■ **Stated goal**: Extract the complete listing and repeat it word for word.

######

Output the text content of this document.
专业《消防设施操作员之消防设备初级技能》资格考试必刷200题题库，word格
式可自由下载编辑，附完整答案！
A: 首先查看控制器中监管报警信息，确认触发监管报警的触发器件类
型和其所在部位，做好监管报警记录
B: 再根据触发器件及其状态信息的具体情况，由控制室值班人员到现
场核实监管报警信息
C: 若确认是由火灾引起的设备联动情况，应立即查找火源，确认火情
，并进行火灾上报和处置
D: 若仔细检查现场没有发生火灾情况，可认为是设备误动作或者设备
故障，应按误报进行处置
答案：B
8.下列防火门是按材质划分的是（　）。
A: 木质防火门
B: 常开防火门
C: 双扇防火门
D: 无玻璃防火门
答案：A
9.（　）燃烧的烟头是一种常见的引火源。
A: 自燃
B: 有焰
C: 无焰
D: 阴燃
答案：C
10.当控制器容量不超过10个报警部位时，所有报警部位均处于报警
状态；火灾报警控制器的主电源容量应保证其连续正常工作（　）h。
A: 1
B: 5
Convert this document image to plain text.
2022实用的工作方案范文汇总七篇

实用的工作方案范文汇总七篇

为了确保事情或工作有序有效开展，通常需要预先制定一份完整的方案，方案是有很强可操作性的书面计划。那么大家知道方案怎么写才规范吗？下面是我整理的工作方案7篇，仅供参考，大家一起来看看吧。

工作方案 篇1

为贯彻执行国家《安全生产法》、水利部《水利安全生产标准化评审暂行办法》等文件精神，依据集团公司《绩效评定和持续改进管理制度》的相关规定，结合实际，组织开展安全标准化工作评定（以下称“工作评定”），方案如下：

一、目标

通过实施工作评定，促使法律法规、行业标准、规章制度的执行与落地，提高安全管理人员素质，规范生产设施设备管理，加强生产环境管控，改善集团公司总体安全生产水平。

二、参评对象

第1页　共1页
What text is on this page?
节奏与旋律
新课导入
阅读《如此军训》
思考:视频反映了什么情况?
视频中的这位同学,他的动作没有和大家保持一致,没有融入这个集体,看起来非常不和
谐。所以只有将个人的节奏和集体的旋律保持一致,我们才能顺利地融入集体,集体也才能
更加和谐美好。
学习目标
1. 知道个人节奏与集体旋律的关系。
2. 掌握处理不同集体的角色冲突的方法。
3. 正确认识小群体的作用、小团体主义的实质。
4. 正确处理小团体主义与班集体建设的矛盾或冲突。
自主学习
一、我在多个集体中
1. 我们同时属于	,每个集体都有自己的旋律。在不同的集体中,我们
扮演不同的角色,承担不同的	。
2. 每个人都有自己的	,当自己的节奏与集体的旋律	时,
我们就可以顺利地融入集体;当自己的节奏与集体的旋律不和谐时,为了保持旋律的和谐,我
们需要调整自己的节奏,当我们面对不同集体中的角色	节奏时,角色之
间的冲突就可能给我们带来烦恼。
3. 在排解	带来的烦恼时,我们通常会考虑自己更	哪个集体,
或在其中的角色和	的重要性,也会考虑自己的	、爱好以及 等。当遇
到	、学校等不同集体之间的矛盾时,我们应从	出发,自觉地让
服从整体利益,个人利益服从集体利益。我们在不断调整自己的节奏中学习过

######

■ **Written response**:
Output the text content of this document.
专业《消防设施操作员之消防设备初级技能》资格考试必刷200题题库，word格
式可自由下载编辑，附完整答案！
A: 首先查看控制器中监管报警信息，确认触发监管报警的触发器件类
型和其所在部位，做好监管报警记录
B: 再根据触发器件及其状态信息的具体情况，由控制室值班人员到现
场核实监管报警信息
C: 若确认是由火灾引起的设备联动情况，应立即查找火源，确认火情
，并进行火灾上报和处置
D: 若仔细检查现场没有发生火灾情况，可认为是设备误动作或者设备
故障，应按误报进行处置
答案：B
8.下列防火门是按材质划分的是（　）。
A: 木质防火门
B: 常开防火门
C: 双扇防火门
D: 无玻璃防火门
答案：A
9.（　）燃烧的烟头是一种常见的引火源。
A: 自燃
B: 有焰
C: 无焰
D: 阴燃
答案：C
10.当控制器容量不超过10个报警部位时，所有报警部位均处于报警
状态；火灾报警控制器的主电源容量应保证其连续正常工作（　）h。
A: 1
B: 5
Convert this document image to plain text.
2022实用的工作方案范文汇总七篇

实用的工作方案范文汇总七篇

为了确保事情或工作有序有效开展，通常需要预先制定一份完整的方案，方案是有很强可操作性的书面计划。那么大家知道方案怎么写才规范吗？下面是我整理的工作方案7篇，仅供参考，大家一起来看看吧。

工作方案 篇1

为贯彻执行国家《安全生产法》、水利部《水利安全生产标准化评审暂行办法》等文件精神，依据集团公司《绩效评定和持续改进管理制度》的相关规定，结合实际，组织开展安全标准化工作评定（以下称“工作评定”），方案如下：

一、目标

通过实施工作评定，促使法律法规、行业标准、规章制度的执行与落地，提高安全管理人员素质，规范生产设施设备管理，加强生产环境管控，改善集团公司总体安全生产水平。

二、参评对象

第1页　共1页
What text is on this page?
节奏与旋律
新课导入
阅读《如此军训》
思考:视频反映了什么情况?
视频中的这位同学,他的动作没有和大家保持一致,没有融入这个集体,看起来非常不和
谐。所以只有将个人的节奏和集体的旋律保持一致,我们才能顺利地融入集体,集体也才能
更加和谐美好。
学习目标
1. 知道个人节奏与集体旋律的关系。
2. 掌握处理不同集体的角色冲突的方法。
3. 正确认识小群体的作用、小团体主义的实质。
4. 正确处理小团体主义与班集体建设的矛盾或冲突。
自主学习
一、我在多个集体中
1. 我们同时属于	,每个集体都有自己的旋律。在不同的集体中,我们
扮演不同的角色,承担不同的	。
2. 每个人都有自己的	,当自己的节奏与集体的旋律	时,
我们就可以顺利地融入集体;当自己的节奏与集体的旋律不和谐时,为了保持旋律的和谐,我
们需要调整自己的节奏,当我们面对不同集体中的角色	节奏时,角色之
间的冲突就可能给我们带来烦恼。
3. 在排解	带来的烦恼时,我们通常会考虑自己更	哪个集体,
或在其中的角色和	的重要性,也会考虑自己的	、爱好以及 等。当遇
到	、学校等不同集体之间的矛盾时,我们应从	出发,自觉地让
服从整体利益,个人利益服从集体利益。我们在不断调整自己的节奏中学习过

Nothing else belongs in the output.